--- RECORDS SHOWN ---
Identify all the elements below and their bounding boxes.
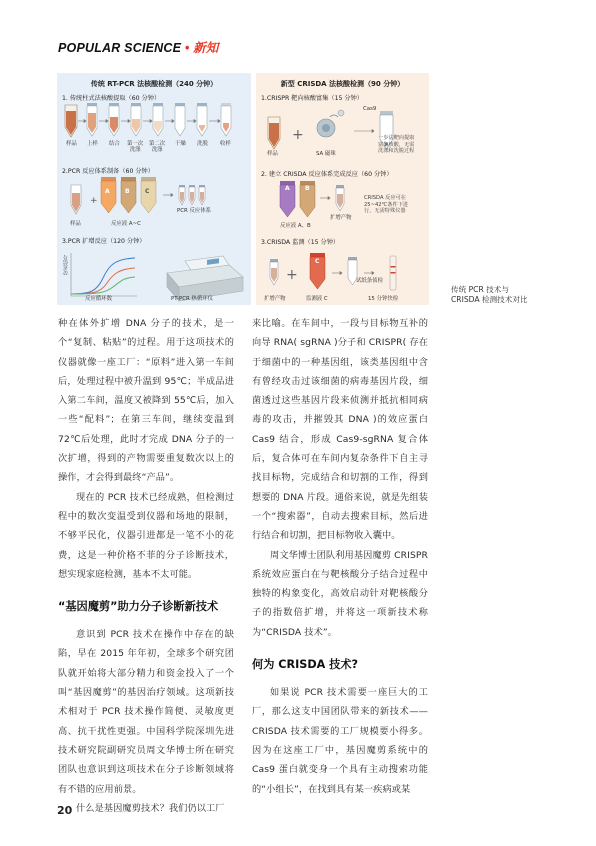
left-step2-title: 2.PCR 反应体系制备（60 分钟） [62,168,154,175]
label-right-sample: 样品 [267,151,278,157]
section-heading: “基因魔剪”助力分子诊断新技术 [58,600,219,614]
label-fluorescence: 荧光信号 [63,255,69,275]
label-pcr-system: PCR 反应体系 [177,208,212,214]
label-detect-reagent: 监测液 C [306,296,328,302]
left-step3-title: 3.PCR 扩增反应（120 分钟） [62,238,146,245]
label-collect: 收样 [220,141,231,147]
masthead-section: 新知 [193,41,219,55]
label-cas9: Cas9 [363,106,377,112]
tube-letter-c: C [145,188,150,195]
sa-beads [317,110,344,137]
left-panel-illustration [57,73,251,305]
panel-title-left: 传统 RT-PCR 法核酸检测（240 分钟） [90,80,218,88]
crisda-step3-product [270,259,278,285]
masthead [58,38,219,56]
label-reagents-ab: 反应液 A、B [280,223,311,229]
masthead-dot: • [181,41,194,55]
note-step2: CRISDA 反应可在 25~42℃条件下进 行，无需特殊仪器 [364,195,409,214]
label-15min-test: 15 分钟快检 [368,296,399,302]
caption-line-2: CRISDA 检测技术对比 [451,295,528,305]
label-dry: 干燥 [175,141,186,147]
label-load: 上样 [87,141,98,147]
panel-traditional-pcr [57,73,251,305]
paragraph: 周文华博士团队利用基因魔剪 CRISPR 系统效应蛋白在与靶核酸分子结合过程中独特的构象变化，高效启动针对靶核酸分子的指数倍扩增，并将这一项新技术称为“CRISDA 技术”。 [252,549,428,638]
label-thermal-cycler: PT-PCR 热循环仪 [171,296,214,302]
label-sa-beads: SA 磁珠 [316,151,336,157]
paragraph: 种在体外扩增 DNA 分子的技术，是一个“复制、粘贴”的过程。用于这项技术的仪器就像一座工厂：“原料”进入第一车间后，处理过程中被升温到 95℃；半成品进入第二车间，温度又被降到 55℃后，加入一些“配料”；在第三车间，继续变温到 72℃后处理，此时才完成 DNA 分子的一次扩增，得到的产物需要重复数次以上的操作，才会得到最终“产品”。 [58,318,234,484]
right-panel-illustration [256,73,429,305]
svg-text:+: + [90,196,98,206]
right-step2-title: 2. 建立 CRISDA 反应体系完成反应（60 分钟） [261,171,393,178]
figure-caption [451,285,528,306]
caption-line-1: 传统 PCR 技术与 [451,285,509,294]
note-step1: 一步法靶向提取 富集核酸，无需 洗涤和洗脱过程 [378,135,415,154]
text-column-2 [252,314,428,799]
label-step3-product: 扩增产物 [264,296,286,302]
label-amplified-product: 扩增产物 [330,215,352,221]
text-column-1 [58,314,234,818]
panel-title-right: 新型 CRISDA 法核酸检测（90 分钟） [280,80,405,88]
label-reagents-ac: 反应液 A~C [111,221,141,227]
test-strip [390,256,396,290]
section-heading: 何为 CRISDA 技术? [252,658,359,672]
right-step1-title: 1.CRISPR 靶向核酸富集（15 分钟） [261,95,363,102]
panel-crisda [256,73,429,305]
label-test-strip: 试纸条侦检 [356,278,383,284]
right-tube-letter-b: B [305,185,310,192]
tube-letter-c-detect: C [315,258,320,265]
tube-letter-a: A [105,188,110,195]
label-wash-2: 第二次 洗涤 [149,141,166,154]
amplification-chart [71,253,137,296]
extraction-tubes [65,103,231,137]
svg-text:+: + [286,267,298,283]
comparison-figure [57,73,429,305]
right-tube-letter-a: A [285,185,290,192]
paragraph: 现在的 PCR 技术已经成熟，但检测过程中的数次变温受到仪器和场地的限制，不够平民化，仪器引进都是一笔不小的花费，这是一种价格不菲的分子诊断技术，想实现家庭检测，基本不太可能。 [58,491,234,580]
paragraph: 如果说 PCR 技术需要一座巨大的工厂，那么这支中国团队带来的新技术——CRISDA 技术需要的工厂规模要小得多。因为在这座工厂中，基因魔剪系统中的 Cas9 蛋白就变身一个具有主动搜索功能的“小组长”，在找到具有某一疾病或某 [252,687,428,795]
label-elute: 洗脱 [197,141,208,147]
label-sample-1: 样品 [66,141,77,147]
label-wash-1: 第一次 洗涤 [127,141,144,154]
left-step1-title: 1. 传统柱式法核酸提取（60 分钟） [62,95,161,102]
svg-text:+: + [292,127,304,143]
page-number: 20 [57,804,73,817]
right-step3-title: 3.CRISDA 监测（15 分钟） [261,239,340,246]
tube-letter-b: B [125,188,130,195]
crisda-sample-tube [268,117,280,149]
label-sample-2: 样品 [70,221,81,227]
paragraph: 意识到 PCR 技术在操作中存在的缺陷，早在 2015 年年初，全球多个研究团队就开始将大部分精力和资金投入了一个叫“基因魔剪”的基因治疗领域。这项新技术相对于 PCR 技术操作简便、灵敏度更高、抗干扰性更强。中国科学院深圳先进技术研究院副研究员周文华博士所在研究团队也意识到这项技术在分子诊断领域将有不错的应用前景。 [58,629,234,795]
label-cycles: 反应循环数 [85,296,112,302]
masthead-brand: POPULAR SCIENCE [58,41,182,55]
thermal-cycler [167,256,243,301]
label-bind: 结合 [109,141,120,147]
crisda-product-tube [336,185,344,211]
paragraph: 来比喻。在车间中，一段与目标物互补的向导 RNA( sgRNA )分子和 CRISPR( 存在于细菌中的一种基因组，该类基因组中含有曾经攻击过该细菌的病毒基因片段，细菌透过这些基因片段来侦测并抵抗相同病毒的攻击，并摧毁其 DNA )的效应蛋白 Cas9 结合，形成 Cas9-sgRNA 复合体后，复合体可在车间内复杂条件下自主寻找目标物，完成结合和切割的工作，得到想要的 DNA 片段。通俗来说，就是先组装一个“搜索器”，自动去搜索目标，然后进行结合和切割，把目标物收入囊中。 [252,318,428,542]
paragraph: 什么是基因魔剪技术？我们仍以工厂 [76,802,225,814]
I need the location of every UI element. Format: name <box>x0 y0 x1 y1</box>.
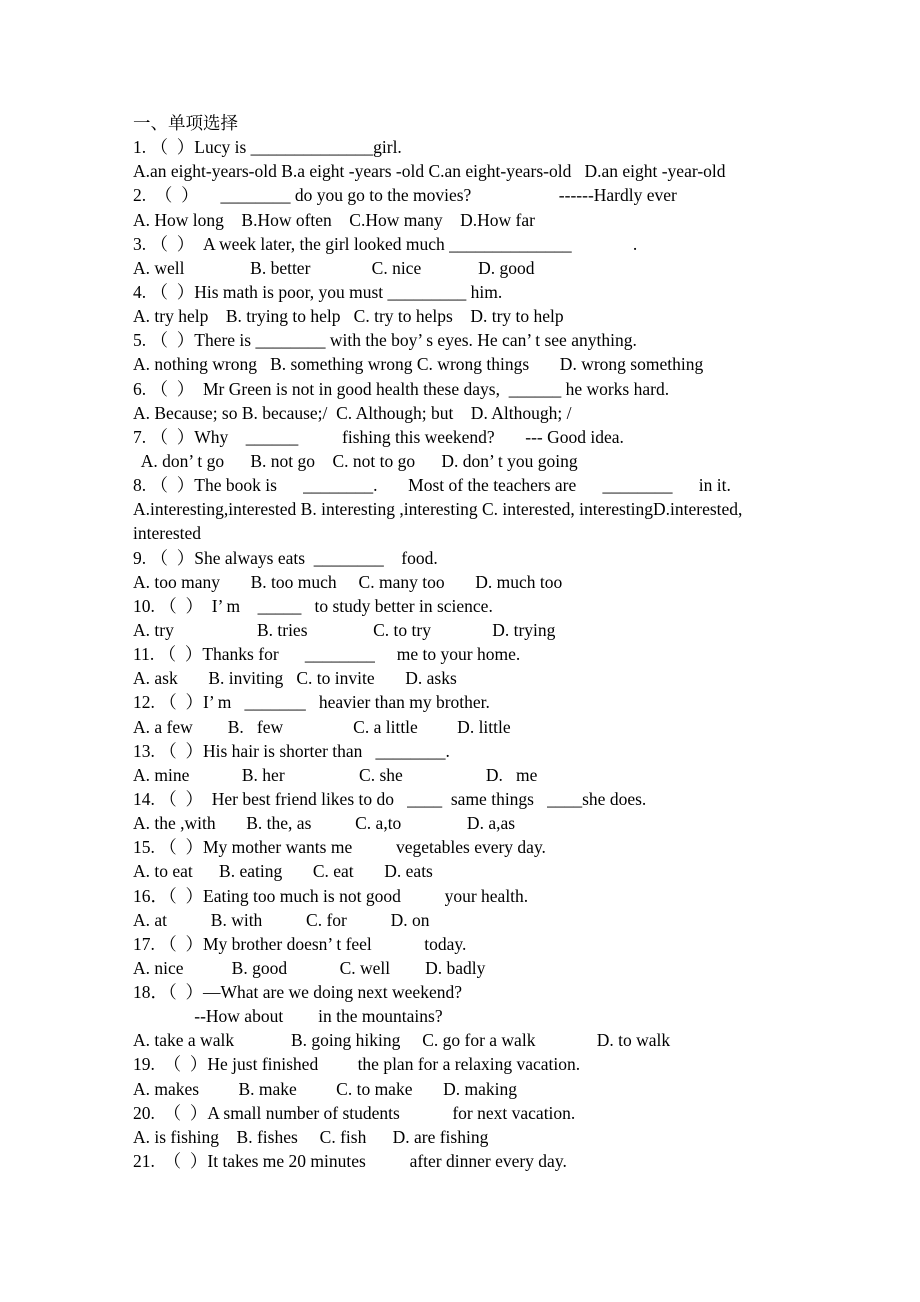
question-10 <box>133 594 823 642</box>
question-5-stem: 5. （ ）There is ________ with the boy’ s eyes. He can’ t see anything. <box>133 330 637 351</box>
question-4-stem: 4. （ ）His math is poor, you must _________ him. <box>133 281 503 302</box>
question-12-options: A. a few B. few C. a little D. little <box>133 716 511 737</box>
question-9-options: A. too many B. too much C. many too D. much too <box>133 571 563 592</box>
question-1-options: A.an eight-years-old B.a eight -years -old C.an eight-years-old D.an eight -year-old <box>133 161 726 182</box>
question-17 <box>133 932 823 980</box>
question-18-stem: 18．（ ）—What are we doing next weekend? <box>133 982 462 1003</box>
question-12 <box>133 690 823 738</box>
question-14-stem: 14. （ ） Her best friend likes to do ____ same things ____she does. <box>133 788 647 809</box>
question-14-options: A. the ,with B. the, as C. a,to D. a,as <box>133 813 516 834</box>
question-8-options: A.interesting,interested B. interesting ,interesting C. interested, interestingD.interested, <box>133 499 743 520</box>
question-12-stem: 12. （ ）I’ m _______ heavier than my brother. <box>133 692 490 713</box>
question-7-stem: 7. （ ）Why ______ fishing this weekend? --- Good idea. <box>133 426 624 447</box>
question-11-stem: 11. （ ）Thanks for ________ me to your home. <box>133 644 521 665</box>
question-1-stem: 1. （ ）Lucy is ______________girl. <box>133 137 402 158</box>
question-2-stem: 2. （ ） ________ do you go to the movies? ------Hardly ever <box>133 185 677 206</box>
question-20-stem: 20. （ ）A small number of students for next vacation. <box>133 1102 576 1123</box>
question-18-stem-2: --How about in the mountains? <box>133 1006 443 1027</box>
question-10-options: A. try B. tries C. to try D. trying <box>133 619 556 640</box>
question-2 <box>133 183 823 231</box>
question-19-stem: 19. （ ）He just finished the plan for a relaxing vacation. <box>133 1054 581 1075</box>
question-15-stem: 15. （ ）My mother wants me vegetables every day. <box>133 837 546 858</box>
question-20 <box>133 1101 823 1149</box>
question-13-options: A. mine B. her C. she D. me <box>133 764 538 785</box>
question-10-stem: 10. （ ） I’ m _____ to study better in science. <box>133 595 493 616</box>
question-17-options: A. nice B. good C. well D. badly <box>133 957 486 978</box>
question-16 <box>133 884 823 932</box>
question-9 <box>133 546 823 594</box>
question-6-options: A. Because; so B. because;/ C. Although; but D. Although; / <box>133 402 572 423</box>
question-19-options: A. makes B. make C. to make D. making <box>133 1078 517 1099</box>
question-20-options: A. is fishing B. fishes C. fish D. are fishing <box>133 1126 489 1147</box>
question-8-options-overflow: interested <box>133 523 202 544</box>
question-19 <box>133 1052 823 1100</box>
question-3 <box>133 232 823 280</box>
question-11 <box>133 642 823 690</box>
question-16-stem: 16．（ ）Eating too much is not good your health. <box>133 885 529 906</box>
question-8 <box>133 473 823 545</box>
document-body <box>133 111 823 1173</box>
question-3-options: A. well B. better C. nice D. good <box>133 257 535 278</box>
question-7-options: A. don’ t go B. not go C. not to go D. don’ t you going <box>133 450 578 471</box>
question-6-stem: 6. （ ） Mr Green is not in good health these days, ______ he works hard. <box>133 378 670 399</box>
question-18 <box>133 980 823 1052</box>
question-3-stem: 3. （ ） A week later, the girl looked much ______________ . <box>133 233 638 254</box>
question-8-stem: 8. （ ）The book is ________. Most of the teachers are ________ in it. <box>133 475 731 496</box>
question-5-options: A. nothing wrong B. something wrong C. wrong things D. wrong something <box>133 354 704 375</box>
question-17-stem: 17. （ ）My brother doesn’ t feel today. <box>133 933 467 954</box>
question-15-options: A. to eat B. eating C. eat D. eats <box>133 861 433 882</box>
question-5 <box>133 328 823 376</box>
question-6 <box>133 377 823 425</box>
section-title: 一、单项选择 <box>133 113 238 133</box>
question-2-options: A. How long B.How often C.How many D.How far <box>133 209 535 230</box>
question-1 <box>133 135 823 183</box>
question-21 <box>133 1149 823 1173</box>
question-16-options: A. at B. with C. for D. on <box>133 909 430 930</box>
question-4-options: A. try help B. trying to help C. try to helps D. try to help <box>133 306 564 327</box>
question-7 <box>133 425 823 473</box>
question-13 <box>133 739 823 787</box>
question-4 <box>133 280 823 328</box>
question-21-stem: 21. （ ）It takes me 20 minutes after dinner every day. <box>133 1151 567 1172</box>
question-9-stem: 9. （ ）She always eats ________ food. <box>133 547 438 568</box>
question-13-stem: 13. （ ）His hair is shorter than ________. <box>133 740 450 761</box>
---
### [JOB]
Rewrite the data from the line with "question-10 <box>133 594 823 642</box>" to the line with "question-4-stem: 4. （", replacing "poor" with "weak" and leaving everything else unchanged.

### [EXERCISE RESPONSE]
question-10 <box>133 594 823 642</box>
question-5-stem: 5. （ ）There is ________ with the boy’ s eyes. He can’ t see anything. <box>133 330 637 351</box>
question-4-stem: 4. （ ）His math is weak, you must _________ him. <box>133 281 503 302</box>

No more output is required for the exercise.